Short task -
What follows is a set of entries. Repeat them exactly, but not their pictures.

Record set -

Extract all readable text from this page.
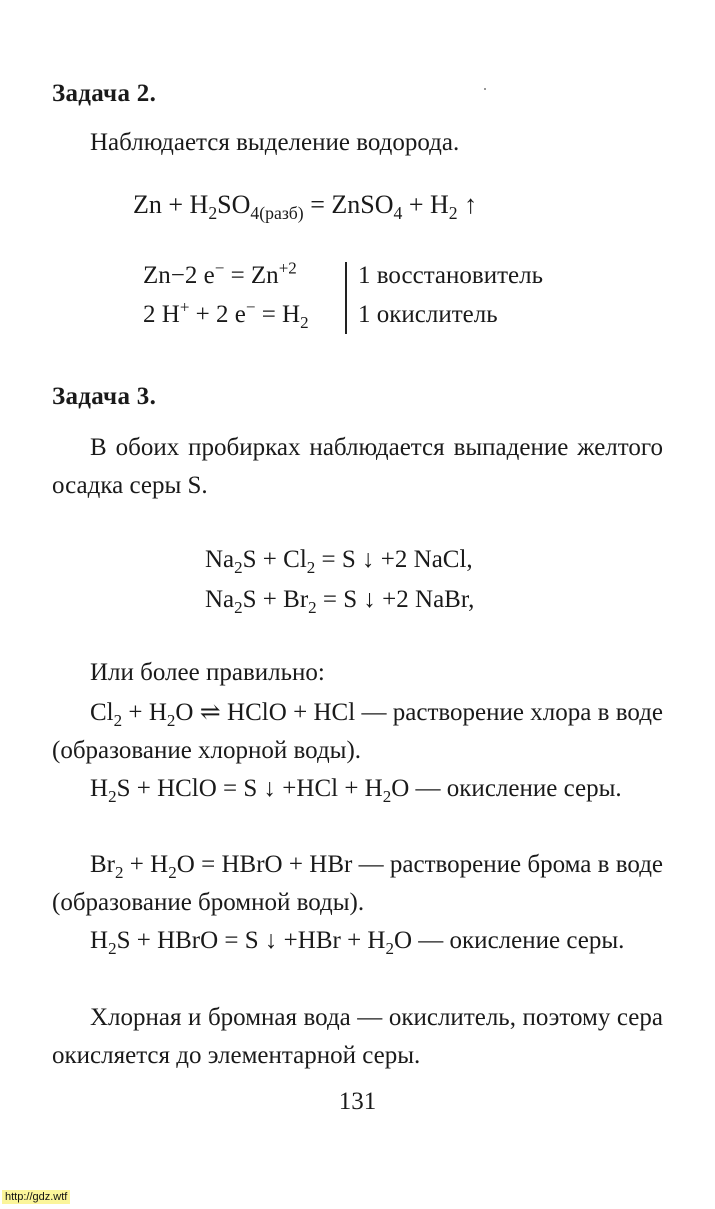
Задача 2.
Наблюдается выделение водорода.
$Zn + H_2SO_{4(разб)}$ = ZnSO$_4$ + $H_2$ ↑
Zn−2 $e^- = Zn^{+2}$ 1 восстановитель
2 H+ + 2 $e^- = H_2$ 1 окислитель
Задача 3.
В обоих пробирках наблюдается выпадение желтого осадка серы S.
$Na_2S + Cl_2 = S$ ↓ +2 NaCl,
$Na_2S + Br_2 = S$ ↓ +2 NaBr,
Или более правильно:
$Cl_2 + H_2O$ ⇌ HClO + HCl — растворение хлора в воде (образование хлорной воды).
$H_2S$ + HClO = S ↓ $+HCl + H_2O$ — окисление серы.
$Br_2 + H_2O$ = HBrO + HBr — растворение брома в воде (образование бромной воды).
$H_2S$ + HBrO = S ↓ $+HBr + H_2O$ — окисление серы.
Хлорная и бромная вода — окислитель, поэтому сера окисляется до элементарной серы.
131
http://gdz.wtf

Written response -
Extract all readable text from this page.
Задача 2.
Наблюдается выделение водорода.
$Zn + H_2SO_{4(разб)}$ = ZnSO$_4$ + $H_2$ ↑
Zn−2 $e^- = Zn^{+2}$ 1 восстановитель
2 H+ + 2 $e^- = H_2$ 1 окислитель
Задача 3.
В обоих пробирках наблюдается выпадение желтого осадка серы S.
$Na_2S + Cl_2 = S$ ↓ +2 NaCl,
$Na_2S + Br_2 = S$ ↓ +2 NaBr,
Или более правильно:
$Cl_2 + H_2O$ ⇌ HClO + HCl — растворение хлора в воде (образование хлорной воды).
$H_2S$ + HClO = S ↓ $+HCl + H_2O$ — окисление серы.
$Br_2 + H_2O$ = HBrO + HBr — растворение брома в воде (образование бромной воды).
$H_2S$ + HBrO = S ↓ $+HBr + H_2O$ — окисление серы.
Хлорная и бромная вода — окислитель, поэтому сера окисляется до элементарной серы.
131
http://gdz.wtf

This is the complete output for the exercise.